▸ REQUIRED TASK: Leave out the pictures, then reproduce the rest of the material exactly.

▸ DATASET ENTRIES:
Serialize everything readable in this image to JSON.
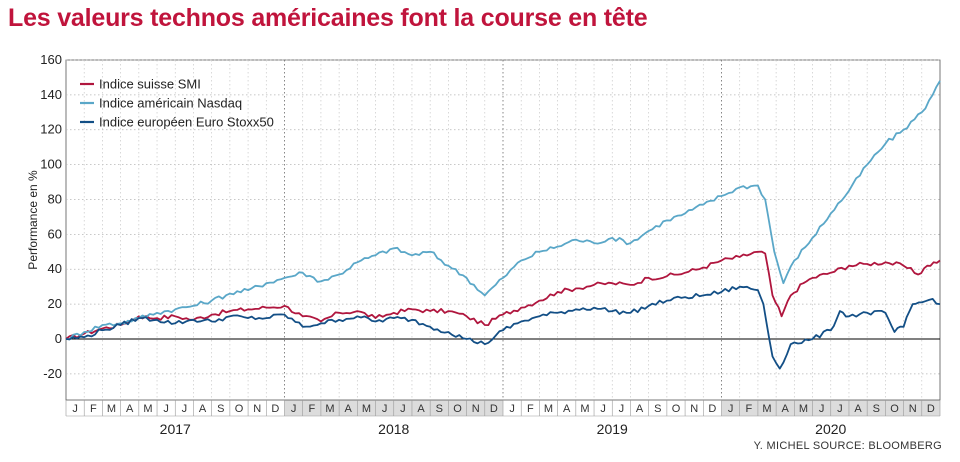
{
  "title": "Les valeurs technos américaines font la course en tête",
  "credit": "Y. MICHEL   SOURCE: BLOOMBERG",
  "colors": {
    "title": "#c0143c",
    "smi": "#b0163e",
    "nasdaq": "#5aa7c8",
    "stoxx": "#134f86",
    "band": "#dcdcdc"
  },
  "chart_data": {
    "type": "line",
    "title": "Les valeurs technos américaines font la course en tête",
    "ylabel": "Performance en %",
    "ylim": [
      -35,
      160
    ],
    "yticks": [
      160,
      140,
      120,
      100,
      80,
      60,
      40,
      20,
      0,
      -20
    ],
    "grid": "dotted",
    "legend_position": "top-left",
    "x_months": [
      "J",
      "F",
      "M",
      "A",
      "M",
      "J",
      "J",
      "A",
      "S",
      "O",
      "N",
      "D",
      "J",
      "F",
      "M",
      "A",
      "M",
      "J",
      "J",
      "A",
      "S",
      "O",
      "N",
      "D",
      "J",
      "F",
      "M",
      "A",
      "M",
      "J",
      "J",
      "A",
      "S",
      "O",
      "N",
      "D",
      "J",
      "F",
      "M",
      "A",
      "M",
      "J",
      "J",
      "A",
      "S",
      "O",
      "N",
      "D"
    ],
    "years": [
      "2017",
      "2018",
      "2019",
      "2020"
    ],
    "series": [
      {
        "name": "Indice suisse SMI",
        "key": "smi",
        "values": [
          [
            0,
            0
          ],
          [
            1,
            3
          ],
          [
            2,
            6
          ],
          [
            3,
            8
          ],
          [
            4,
            13
          ],
          [
            5,
            12
          ],
          [
            6,
            13
          ],
          [
            7,
            11
          ],
          [
            8,
            14
          ],
          [
            9,
            16
          ],
          [
            10,
            17
          ],
          [
            11,
            18
          ],
          [
            12,
            19
          ],
          [
            13,
            13
          ],
          [
            14,
            10
          ],
          [
            15,
            15
          ],
          [
            16,
            16
          ],
          [
            17,
            12
          ],
          [
            18,
            15
          ],
          [
            19,
            17
          ],
          [
            20,
            16
          ],
          [
            21,
            16
          ],
          [
            22,
            13
          ],
          [
            23,
            8
          ],
          [
            24,
            14
          ],
          [
            25,
            18
          ],
          [
            26,
            22
          ],
          [
            27,
            27
          ],
          [
            28,
            29
          ],
          [
            29,
            31
          ],
          [
            30,
            32
          ],
          [
            31,
            31
          ],
          [
            32,
            35
          ],
          [
            33,
            36
          ],
          [
            34,
            38
          ],
          [
            35,
            41
          ],
          [
            36,
            45
          ],
          [
            37,
            47
          ],
          [
            38,
            50
          ],
          [
            38.4,
            49
          ],
          [
            38.8,
            25
          ],
          [
            39.3,
            13
          ],
          [
            39.8,
            25
          ],
          [
            40.5,
            32
          ],
          [
            41,
            35
          ],
          [
            42,
            38
          ],
          [
            43,
            42
          ],
          [
            44,
            43
          ],
          [
            45,
            44
          ],
          [
            46,
            42
          ],
          [
            46.8,
            37
          ],
          [
            47.3,
            42
          ],
          [
            48,
            45
          ]
        ]
      },
      {
        "name": "Indice américain Nasdaq",
        "key": "nasdaq",
        "values": [
          [
            0,
            0
          ],
          [
            1,
            4
          ],
          [
            2,
            8
          ],
          [
            3,
            9
          ],
          [
            4,
            12
          ],
          [
            5,
            15
          ],
          [
            6,
            17
          ],
          [
            7,
            19
          ],
          [
            8,
            22
          ],
          [
            9,
            26
          ],
          [
            10,
            28
          ],
          [
            11,
            32
          ],
          [
            12,
            35
          ],
          [
            13,
            38
          ],
          [
            14,
            33
          ],
          [
            15,
            37
          ],
          [
            16,
            44
          ],
          [
            17,
            48
          ],
          [
            18,
            52
          ],
          [
            19,
            48
          ],
          [
            20,
            50
          ],
          [
            21,
            42
          ],
          [
            22,
            35
          ],
          [
            23,
            25
          ],
          [
            24,
            35
          ],
          [
            25,
            45
          ],
          [
            26,
            50
          ],
          [
            27,
            53
          ],
          [
            28,
            57
          ],
          [
            29,
            55
          ],
          [
            30,
            58
          ],
          [
            31,
            55
          ],
          [
            32,
            62
          ],
          [
            33,
            68
          ],
          [
            34,
            72
          ],
          [
            35,
            77
          ],
          [
            36,
            82
          ],
          [
            37,
            87
          ],
          [
            38,
            88
          ],
          [
            38.4,
            80
          ],
          [
            38.9,
            50
          ],
          [
            39.4,
            32
          ],
          [
            40,
            45
          ],
          [
            41,
            58
          ],
          [
            42,
            72
          ],
          [
            43,
            85
          ],
          [
            44,
            100
          ],
          [
            45,
            112
          ],
          [
            46,
            120
          ],
          [
            47,
            130
          ],
          [
            47.6,
            140
          ],
          [
            48,
            148
          ]
        ]
      },
      {
        "name": "Indice européen Euro Stoxx50",
        "key": "stoxx",
        "values": [
          [
            0,
            0
          ],
          [
            1,
            1
          ],
          [
            2,
            5
          ],
          [
            3,
            8
          ],
          [
            4,
            12
          ],
          [
            5,
            11
          ],
          [
            6,
            9
          ],
          [
            7,
            11
          ],
          [
            8,
            10
          ],
          [
            9,
            13
          ],
          [
            10,
            12
          ],
          [
            11,
            12
          ],
          [
            12,
            14
          ],
          [
            13,
            7
          ],
          [
            14,
            9
          ],
          [
            15,
            11
          ],
          [
            16,
            13
          ],
          [
            17,
            10
          ],
          [
            18,
            12
          ],
          [
            19,
            11
          ],
          [
            20,
            7
          ],
          [
            21,
            4
          ],
          [
            22,
            0
          ],
          [
            23,
            -3
          ],
          [
            24,
            5
          ],
          [
            25,
            10
          ],
          [
            26,
            13
          ],
          [
            27,
            15
          ],
          [
            28,
            17
          ],
          [
            29,
            18
          ],
          [
            30,
            16
          ],
          [
            31,
            15
          ],
          [
            32,
            19
          ],
          [
            33,
            22
          ],
          [
            34,
            24
          ],
          [
            35,
            25
          ],
          [
            36,
            27
          ],
          [
            37,
            30
          ],
          [
            38,
            28
          ],
          [
            38.3,
            20
          ],
          [
            38.8,
            -10
          ],
          [
            39.2,
            -17
          ],
          [
            39.8,
            -3
          ],
          [
            41,
            0
          ],
          [
            42,
            5
          ],
          [
            42.5,
            16
          ],
          [
            43,
            13
          ],
          [
            44,
            15
          ],
          [
            45,
            15
          ],
          [
            45.5,
            4
          ],
          [
            46,
            7
          ],
          [
            46.5,
            20
          ],
          [
            47,
            21
          ],
          [
            47.6,
            23
          ],
          [
            48,
            20
          ]
        ]
      }
    ]
  }
}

▸ THE RESPONSE:
Serialize everything readable in this image to JSON.
{
  "title": "Les valeurs technos américaines font la course en tête",
  "credit": "Y. MICHEL   SOURCE: BLOOMBERG",
  "colors": {
    "title": "#c0143c",
    "smi": "#b0163e",
    "nasdaq": "#5aa7c8",
    "stoxx": "#134f86",
    "band": "#dcdcdc"
  },
  "chart_data": {
    "type": "line",
    "title": "Les valeurs technos américaines font la course en tête",
    "ylabel": "Performance en %",
    "ylim": [
      -35,
      160
    ],
    "yticks": [
      160,
      140,
      120,
      100,
      80,
      60,
      40,
      20,
      0,
      -20
    ],
    "grid": "dotted",
    "legend_position": "top-left",
    "x_months": [
      "J",
      "F",
      "M",
      "A",
      "M",
      "J",
      "J",
      "A",
      "S",
      "O",
      "N",
      "D",
      "J",
      "F",
      "M",
      "A",
      "M",
      "J",
      "J",
      "A",
      "S",
      "O",
      "N",
      "D",
      "J",
      "F",
      "M",
      "A",
      "M",
      "J",
      "J",
      "A",
      "S",
      "O",
      "N",
      "D",
      "J",
      "F",
      "M",
      "A",
      "M",
      "J",
      "J",
      "A",
      "S",
      "O",
      "N",
      "D"
    ],
    "years": [
      "2017",
      "2018",
      "2019",
      "2020"
    ],
    "series": [
      {
        "name": "Indice suisse SMI",
        "key": "smi",
        "values": [
          [
            0,
            0
          ],
          [
            1,
            3
          ],
          [
            2,
            6
          ],
          [
            3,
            8
          ],
          [
            4,
            13
          ],
          [
            5,
            12
          ],
          [
            6,
            13
          ],
          [
            7,
            11
          ],
          [
            8,
            14
          ],
          [
            9,
            16
          ],
          [
            10,
            17
          ],
          [
            11,
            18
          ],
          [
            12,
            19
          ],
          [
            13,
            13
          ],
          [
            14,
            10
          ],
          [
            15,
            15
          ],
          [
            16,
            16
          ],
          [
            17,
            12
          ],
          [
            18,
            15
          ],
          [
            19,
            17
          ],
          [
            20,
            16
          ],
          [
            21,
            16
          ],
          [
            22,
            13
          ],
          [
            23,
            8
          ],
          [
            24,
            14
          ],
          [
            25,
            18
          ],
          [
            26,
            22
          ],
          [
            27,
            27
          ],
          [
            28,
            29
          ],
          [
            29,
            31
          ],
          [
            30,
            32
          ],
          [
            31,
            31
          ],
          [
            32,
            35
          ],
          [
            33,
            36
          ],
          [
            34,
            38
          ],
          [
            35,
            41
          ],
          [
            36,
            45
          ],
          [
            37,
            47
          ],
          [
            38,
            50
          ],
          [
            38.4,
            49
          ],
          [
            38.8,
            25
          ],
          [
            39.3,
            13
          ],
          [
            39.8,
            25
          ],
          [
            40.5,
            32
          ],
          [
            41,
            35
          ],
          [
            42,
            38
          ],
          [
            43,
            42
          ],
          [
            44,
            43
          ],
          [
            45,
            44
          ],
          [
            46,
            42
          ],
          [
            46.8,
            37
          ],
          [
            47.3,
            42
          ],
          [
            48,
            45
          ]
        ]
      },
      {
        "name": "Indice américain Nasdaq",
        "key": "nasdaq",
        "values": [
          [
            0,
            0
          ],
          [
            1,
            4
          ],
          [
            2,
            8
          ],
          [
            3,
            9
          ],
          [
            4,
            12
          ],
          [
            5,
            15
          ],
          [
            6,
            17
          ],
          [
            7,
            19
          ],
          [
            8,
            22
          ],
          [
            9,
            26
          ],
          [
            10,
            28
          ],
          [
            11,
            32
          ],
          [
            12,
            35
          ],
          [
            13,
            38
          ],
          [
            14,
            33
          ],
          [
            15,
            37
          ],
          [
            16,
            44
          ],
          [
            17,
            48
          ],
          [
            18,
            52
          ],
          [
            19,
            48
          ],
          [
            20,
            50
          ],
          [
            21,
            42
          ],
          [
            22,
            35
          ],
          [
            23,
            25
          ],
          [
            24,
            35
          ],
          [
            25,
            45
          ],
          [
            26,
            50
          ],
          [
            27,
            53
          ],
          [
            28,
            57
          ],
          [
            29,
            55
          ],
          [
            30,
            58
          ],
          [
            31,
            55
          ],
          [
            32,
            62
          ],
          [
            33,
            68
          ],
          [
            34,
            72
          ],
          [
            35,
            77
          ],
          [
            36,
            82
          ],
          [
            37,
            87
          ],
          [
            38,
            88
          ],
          [
            38.4,
            80
          ],
          [
            38.9,
            50
          ],
          [
            39.4,
            32
          ],
          [
            40,
            45
          ],
          [
            41,
            58
          ],
          [
            42,
            72
          ],
          [
            43,
            85
          ],
          [
            44,
            100
          ],
          [
            45,
            112
          ],
          [
            46,
            120
          ],
          [
            47,
            130
          ],
          [
            47.6,
            140
          ],
          [
            48,
            148
          ]
        ]
      },
      {
        "name": "Indice européen Euro Stoxx50",
        "key": "stoxx",
        "values": [
          [
            0,
            0
          ],
          [
            1,
            1
          ],
          [
            2,
            5
          ],
          [
            3,
            8
          ],
          [
            4,
            12
          ],
          [
            5,
            11
          ],
          [
            6,
            9
          ],
          [
            7,
            11
          ],
          [
            8,
            10
          ],
          [
            9,
            13
          ],
          [
            10,
            12
          ],
          [
            11,
            12
          ],
          [
            12,
            14
          ],
          [
            13,
            7
          ],
          [
            14,
            9
          ],
          [
            15,
            11
          ],
          [
            16,
            13
          ],
          [
            17,
            10
          ],
          [
            18,
            12
          ],
          [
            19,
            11
          ],
          [
            20,
            7
          ],
          [
            21,
            4
          ],
          [
            22,
            0
          ],
          [
            23,
            -3
          ],
          [
            24,
            5
          ],
          [
            25,
            10
          ],
          [
            26,
            13
          ],
          [
            27,
            15
          ],
          [
            28,
            17
          ],
          [
            29,
            18
          ],
          [
            30,
            16
          ],
          [
            31,
            15
          ],
          [
            32,
            19
          ],
          [
            33,
            22
          ],
          [
            34,
            24
          ],
          [
            35,
            25
          ],
          [
            36,
            27
          ],
          [
            37,
            30
          ],
          [
            38,
            28
          ],
          [
            38.3,
            20
          ],
          [
            38.8,
            -10
          ],
          [
            39.2,
            -17
          ],
          [
            39.8,
            -3
          ],
          [
            41,
            0
          ],
          [
            42,
            5
          ],
          [
            42.5,
            16
          ],
          [
            43,
            13
          ],
          [
            44,
            15
          ],
          [
            45,
            15
          ],
          [
            45.5,
            4
          ],
          [
            46,
            7
          ],
          [
            46.5,
            20
          ],
          [
            47,
            21
          ],
          [
            47.6,
            23
          ],
          [
            48,
            20
          ]
        ]
      }
    ]
  }
}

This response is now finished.